I'll admit that this view seems, at first glance, very appealing. However, the No-Racism Axiom is demonstrably false. And as I'll argue here, without this false axiom colorblindness not only proves to be useless in solving racial problems, it actually becomes a form of racism.

We Live In A Racial World

The No-Racism axiom is readily disprovable using many lines of reasoning. Here, I'll highlight two that I find to be extremely important.

1) We live in a society that is racially segregated. In a simple study of personal social networks, "respondents were asked to name up to seven people with whom they had 'discussed important matters' in the past six months." They were then asked about several characteristics of these individuals, including their race. The results are rather stunning:

White US-Americans have social networks that are, on average, 91% white. Similarly, Black US-Americans have social networks that are 83% Black. 

To put it another way, 75% of white US-Americans have social networks that are entirely white. 

This is not a random outcome given that only about 68% of the US population is white, while roughly 13% of the population is Black. There are many conclusions to draw from this, but for the sake of disproving the No-Racism Axiom, I'll simply conclude that citizens of the United States see race. 

Race is relevant in schools. Racial segregation is just as bad today as it was in 1968!

Chart from The Unfinished March
Modern-day school segregation is described thusly:
In most metropolitan areas, if one were to randomly choose two high poverty segregated high schools and two middle class white and Asian schools, and visit for a day each of the classes purporting to teach the same subject and grade level, the inequalities would become so apparent they would shock the conscience of anyone who truly believes in equal opportunity. (Orfield, Kucsera, and Siegel-Hawley 2012, xvi)

Given information>
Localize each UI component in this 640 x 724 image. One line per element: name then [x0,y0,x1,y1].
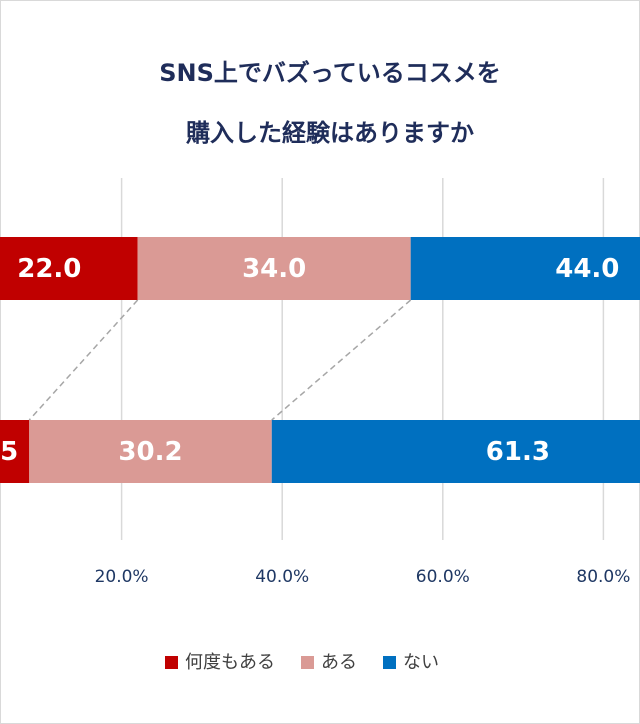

What you need to do>
**a.** Translate this sentence from the text on racial segregation into Spanish: "Similarly, Black US-Americans have social networks that are 83% Black."
**b.** Please repeat the text on racial segregation word for word, from "1) We live in" to "are 83% Black.".

Solutions by task>
**a.** De manera similar, los estadounidenses negros tienen redes sociales que son negras en un 83 %.

**b.**
1) We live in a society that is racially segregated. In a simple study of personal social networks, "respondents were asked to name up to seven people with whom they had 'discussed important matters' in the past six months." They were then asked about several characteristics of these individuals, including their race. The results are rather stunning:

White US-Americans have social networks that are, on average, 91% white. Similarly, Black US-Americans have social networks that are 83% Black.